| Problem |
Look for the string "hablando" and copy every line that has it.

| Data listing |
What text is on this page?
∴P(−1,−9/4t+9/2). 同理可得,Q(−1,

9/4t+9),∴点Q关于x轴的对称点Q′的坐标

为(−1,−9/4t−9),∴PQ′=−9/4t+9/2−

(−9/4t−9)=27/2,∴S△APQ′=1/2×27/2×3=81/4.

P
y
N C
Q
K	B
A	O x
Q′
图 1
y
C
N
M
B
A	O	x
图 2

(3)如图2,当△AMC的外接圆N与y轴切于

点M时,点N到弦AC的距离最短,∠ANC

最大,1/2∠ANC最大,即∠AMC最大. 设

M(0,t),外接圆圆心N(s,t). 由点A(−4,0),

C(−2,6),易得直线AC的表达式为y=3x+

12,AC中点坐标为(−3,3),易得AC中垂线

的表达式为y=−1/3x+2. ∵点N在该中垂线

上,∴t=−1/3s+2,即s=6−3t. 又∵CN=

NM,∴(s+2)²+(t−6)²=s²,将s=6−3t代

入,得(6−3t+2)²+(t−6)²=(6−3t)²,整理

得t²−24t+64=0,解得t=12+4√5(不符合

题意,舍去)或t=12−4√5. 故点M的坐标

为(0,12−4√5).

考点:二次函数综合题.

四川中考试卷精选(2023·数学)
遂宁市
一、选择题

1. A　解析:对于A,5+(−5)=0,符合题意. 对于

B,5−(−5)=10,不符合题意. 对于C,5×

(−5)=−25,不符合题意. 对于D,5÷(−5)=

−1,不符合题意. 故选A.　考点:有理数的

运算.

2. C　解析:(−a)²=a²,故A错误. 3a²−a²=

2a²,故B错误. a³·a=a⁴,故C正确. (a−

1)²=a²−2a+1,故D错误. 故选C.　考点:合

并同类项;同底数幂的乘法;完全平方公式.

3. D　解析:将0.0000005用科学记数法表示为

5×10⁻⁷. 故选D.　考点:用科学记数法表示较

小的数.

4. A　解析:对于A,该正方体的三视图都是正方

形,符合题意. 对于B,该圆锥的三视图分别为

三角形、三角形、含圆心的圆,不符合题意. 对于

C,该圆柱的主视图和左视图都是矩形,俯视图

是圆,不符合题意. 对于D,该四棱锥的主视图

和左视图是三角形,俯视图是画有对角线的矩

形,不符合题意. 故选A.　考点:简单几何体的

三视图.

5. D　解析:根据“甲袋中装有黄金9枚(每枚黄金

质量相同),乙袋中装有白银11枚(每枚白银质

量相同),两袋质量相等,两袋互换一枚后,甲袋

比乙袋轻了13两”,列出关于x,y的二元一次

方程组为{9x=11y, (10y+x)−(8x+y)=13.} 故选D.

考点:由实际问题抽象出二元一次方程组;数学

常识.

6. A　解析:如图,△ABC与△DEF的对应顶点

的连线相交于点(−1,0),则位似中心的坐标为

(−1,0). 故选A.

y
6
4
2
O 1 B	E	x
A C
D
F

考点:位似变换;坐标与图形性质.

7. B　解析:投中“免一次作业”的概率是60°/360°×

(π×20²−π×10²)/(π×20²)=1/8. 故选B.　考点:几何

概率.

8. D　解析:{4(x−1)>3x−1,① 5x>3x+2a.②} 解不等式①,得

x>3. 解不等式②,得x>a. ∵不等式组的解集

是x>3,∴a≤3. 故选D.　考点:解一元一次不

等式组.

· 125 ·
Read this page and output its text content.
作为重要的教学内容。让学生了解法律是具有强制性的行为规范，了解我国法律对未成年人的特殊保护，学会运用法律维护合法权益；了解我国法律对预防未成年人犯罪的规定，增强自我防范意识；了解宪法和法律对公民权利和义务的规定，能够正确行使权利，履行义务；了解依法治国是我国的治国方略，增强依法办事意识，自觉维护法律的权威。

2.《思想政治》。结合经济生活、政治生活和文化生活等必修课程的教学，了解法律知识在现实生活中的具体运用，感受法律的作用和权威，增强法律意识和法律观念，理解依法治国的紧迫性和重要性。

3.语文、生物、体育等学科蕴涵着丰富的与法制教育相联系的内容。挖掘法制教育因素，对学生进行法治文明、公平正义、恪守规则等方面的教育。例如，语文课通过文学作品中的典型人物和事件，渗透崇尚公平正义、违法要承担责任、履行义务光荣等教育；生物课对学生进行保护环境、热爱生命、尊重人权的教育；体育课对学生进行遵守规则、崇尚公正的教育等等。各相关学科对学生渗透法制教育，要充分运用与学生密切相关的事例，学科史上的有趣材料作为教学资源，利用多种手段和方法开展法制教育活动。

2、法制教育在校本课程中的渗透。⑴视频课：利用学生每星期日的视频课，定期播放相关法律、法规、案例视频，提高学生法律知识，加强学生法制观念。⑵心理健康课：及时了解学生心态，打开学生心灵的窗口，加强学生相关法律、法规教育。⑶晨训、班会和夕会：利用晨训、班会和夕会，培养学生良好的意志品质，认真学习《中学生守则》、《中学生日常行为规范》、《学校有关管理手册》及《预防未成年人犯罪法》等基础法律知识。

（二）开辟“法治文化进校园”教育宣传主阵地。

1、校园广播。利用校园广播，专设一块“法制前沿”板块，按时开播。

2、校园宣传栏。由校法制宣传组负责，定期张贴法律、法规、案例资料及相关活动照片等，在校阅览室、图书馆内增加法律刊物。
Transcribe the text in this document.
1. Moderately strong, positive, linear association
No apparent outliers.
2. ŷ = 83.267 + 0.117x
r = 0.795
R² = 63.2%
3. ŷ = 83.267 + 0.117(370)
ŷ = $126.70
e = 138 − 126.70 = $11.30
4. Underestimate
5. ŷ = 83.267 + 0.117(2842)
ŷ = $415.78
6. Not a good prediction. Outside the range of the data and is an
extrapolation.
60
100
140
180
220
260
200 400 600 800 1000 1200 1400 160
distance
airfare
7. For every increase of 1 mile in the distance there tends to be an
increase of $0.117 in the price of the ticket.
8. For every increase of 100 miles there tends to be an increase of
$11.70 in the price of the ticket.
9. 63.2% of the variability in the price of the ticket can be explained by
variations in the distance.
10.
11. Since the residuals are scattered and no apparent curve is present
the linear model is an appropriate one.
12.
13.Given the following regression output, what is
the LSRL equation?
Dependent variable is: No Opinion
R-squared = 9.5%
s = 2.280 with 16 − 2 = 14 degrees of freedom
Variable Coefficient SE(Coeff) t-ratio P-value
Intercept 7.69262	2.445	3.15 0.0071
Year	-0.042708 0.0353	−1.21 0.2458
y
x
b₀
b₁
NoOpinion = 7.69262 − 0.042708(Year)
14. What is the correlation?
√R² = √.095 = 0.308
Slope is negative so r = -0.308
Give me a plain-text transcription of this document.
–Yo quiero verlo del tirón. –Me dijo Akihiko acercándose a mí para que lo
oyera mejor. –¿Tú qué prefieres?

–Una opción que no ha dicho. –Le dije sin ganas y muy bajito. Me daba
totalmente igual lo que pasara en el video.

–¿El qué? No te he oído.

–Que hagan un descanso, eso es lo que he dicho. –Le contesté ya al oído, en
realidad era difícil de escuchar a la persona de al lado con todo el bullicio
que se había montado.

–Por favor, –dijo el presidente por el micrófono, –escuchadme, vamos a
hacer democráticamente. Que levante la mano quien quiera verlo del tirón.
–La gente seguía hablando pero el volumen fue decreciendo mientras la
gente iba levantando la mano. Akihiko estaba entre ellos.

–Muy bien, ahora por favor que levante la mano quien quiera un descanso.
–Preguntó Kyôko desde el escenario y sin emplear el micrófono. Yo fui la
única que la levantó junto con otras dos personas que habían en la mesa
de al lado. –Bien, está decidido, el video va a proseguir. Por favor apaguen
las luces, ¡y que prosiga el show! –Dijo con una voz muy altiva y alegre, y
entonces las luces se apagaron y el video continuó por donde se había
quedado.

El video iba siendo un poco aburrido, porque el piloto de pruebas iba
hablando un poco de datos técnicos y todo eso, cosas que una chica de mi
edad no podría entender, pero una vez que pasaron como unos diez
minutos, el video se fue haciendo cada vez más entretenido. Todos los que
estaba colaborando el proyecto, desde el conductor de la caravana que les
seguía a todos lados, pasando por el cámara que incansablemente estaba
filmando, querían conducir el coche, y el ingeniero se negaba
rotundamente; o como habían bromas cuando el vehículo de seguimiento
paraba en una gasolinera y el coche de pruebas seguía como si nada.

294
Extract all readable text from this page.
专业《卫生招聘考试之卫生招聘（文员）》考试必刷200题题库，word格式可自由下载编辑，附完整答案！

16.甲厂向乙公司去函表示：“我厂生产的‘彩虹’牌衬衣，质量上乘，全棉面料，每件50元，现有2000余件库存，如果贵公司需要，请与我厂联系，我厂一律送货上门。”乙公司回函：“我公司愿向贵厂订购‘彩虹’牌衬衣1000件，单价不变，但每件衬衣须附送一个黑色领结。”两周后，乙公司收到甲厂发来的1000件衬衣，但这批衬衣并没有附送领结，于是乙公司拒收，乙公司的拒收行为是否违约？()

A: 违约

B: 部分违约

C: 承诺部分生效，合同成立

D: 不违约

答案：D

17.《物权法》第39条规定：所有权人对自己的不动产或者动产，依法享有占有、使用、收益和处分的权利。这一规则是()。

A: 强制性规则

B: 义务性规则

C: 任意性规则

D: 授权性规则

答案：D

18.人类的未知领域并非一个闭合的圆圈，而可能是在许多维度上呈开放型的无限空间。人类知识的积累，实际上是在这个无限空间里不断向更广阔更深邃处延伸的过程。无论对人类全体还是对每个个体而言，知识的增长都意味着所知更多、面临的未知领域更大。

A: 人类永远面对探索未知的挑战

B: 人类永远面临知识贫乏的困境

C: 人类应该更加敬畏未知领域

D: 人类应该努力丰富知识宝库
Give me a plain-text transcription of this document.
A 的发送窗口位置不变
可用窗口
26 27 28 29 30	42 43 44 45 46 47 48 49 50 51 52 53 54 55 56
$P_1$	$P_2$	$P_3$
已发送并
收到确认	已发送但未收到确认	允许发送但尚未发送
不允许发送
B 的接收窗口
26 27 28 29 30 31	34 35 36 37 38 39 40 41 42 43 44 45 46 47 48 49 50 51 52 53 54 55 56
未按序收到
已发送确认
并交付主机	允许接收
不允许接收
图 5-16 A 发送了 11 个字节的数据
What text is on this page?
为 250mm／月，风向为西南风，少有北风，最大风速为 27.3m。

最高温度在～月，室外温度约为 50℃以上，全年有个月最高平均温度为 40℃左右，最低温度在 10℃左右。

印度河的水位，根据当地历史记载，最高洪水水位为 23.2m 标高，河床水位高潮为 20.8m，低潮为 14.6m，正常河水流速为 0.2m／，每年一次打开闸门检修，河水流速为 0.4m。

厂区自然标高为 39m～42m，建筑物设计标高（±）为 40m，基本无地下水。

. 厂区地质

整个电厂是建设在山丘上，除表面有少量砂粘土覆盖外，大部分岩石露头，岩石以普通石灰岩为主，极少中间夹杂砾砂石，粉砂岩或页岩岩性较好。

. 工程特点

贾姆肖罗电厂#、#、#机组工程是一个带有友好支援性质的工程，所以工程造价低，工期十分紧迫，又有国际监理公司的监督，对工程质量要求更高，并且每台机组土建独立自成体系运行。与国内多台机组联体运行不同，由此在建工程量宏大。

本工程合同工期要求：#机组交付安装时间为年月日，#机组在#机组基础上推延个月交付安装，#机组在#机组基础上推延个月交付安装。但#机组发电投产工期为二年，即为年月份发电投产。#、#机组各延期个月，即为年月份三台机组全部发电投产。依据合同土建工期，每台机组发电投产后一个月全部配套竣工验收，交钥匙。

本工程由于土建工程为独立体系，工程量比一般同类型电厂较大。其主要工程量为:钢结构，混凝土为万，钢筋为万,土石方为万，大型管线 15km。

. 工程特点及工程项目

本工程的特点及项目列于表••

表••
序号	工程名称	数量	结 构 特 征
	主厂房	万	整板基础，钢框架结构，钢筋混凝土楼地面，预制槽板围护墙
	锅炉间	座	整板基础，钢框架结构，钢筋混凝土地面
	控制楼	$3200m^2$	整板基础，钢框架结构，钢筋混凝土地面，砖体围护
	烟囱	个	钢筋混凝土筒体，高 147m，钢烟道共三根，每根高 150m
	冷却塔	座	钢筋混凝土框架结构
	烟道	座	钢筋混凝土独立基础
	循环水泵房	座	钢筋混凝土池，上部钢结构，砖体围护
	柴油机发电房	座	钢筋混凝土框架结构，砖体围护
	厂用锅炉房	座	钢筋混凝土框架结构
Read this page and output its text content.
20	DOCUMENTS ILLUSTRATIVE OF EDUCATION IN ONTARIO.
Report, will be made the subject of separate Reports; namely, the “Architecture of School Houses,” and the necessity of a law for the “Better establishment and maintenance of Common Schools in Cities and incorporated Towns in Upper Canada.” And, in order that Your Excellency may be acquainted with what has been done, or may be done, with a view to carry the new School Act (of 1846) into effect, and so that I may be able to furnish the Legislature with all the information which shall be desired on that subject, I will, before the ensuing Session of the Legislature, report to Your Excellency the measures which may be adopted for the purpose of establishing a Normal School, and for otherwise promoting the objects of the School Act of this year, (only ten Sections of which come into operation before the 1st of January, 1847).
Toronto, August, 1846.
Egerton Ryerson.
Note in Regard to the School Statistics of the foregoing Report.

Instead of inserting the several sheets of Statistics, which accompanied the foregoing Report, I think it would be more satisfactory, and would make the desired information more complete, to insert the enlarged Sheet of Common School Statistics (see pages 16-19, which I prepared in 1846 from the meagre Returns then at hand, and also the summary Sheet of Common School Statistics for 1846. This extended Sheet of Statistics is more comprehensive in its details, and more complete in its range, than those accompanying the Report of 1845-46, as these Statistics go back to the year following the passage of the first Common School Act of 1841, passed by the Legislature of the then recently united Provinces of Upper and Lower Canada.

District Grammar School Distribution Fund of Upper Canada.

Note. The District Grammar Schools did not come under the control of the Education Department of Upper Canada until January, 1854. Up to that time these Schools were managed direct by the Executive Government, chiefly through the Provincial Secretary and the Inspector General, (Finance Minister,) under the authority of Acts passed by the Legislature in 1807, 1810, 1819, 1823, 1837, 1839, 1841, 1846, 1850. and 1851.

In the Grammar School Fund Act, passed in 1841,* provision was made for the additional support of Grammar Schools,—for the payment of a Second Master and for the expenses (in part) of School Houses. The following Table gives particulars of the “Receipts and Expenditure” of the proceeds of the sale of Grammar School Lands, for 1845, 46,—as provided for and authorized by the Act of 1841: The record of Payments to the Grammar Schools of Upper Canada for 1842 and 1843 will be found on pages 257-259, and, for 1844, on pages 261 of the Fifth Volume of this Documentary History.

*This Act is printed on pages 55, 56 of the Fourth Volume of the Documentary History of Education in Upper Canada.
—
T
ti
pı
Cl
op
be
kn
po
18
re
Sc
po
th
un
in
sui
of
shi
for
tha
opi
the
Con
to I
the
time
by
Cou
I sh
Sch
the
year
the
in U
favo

| Final answer |
–La gente seguía hablando pero el volumen fue decreciendo mientras la
hablando un poco de datos técnicos y todo eso, cosas que una chica de mi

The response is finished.